----- Data to use -----
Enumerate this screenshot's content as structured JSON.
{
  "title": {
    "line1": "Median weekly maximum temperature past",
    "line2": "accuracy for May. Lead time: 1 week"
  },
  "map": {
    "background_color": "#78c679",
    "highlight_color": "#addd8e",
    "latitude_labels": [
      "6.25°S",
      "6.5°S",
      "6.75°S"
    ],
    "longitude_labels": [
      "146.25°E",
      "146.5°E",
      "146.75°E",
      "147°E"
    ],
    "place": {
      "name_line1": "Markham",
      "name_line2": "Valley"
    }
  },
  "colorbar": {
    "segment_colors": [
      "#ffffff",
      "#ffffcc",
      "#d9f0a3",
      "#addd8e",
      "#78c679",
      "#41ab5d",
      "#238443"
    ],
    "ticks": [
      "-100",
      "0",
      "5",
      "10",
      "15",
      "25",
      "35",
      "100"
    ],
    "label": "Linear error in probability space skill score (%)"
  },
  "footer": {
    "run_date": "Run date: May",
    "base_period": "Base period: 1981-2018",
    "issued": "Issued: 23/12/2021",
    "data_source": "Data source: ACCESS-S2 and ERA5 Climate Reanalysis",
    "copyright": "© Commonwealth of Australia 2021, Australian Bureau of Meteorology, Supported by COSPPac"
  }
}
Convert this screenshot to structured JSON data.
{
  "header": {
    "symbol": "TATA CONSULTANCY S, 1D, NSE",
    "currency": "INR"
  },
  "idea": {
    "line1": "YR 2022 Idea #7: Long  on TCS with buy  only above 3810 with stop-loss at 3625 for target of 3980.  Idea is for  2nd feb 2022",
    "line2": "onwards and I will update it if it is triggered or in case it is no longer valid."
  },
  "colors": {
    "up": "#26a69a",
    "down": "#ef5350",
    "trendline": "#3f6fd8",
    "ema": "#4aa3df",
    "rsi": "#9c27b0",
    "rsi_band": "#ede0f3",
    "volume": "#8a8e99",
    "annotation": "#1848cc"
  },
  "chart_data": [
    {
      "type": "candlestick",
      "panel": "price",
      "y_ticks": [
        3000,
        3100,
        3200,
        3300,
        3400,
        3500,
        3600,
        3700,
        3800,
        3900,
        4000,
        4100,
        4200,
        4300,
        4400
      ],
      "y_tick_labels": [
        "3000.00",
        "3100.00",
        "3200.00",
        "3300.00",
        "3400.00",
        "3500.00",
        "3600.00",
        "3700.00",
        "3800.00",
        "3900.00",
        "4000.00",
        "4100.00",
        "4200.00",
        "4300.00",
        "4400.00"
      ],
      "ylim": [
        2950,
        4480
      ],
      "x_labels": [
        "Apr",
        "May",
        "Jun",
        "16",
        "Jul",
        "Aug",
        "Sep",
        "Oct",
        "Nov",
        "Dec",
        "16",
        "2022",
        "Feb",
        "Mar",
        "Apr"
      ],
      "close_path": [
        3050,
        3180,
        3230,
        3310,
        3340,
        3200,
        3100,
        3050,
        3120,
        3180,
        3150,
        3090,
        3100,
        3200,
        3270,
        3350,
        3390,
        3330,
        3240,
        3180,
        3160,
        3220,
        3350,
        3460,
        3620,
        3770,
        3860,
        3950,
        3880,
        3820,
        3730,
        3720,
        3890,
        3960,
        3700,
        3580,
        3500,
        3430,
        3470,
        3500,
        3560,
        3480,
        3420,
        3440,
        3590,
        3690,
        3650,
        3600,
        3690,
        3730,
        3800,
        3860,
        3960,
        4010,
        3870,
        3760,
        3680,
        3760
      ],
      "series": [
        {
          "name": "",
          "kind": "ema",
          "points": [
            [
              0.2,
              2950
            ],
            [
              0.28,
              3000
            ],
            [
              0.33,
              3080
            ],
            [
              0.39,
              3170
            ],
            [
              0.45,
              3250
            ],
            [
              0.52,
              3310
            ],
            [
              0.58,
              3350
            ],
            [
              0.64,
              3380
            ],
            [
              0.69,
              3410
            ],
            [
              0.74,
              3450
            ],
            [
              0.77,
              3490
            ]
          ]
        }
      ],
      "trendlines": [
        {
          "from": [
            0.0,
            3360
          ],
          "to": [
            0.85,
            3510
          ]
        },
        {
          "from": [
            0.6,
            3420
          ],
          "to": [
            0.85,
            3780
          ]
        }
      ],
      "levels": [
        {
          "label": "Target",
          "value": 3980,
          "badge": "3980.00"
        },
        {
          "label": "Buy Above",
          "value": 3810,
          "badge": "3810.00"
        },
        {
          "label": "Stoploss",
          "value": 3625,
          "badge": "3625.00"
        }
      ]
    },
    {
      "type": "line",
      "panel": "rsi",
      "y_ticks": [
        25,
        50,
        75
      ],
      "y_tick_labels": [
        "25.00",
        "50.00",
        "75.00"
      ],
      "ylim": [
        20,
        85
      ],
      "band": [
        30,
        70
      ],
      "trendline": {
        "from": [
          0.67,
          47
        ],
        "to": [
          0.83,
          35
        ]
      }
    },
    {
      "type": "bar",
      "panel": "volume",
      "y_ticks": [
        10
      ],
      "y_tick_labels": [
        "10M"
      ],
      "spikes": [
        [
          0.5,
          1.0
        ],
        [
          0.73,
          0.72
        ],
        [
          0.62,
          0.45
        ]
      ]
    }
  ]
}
-----
• [Aim]: Examine the records and pull out every line where the string "structured" occurs.

• [Response to the task]:
Enumerate this screenshot's content as structured JSON.
Convert this screenshot to structured JSON data.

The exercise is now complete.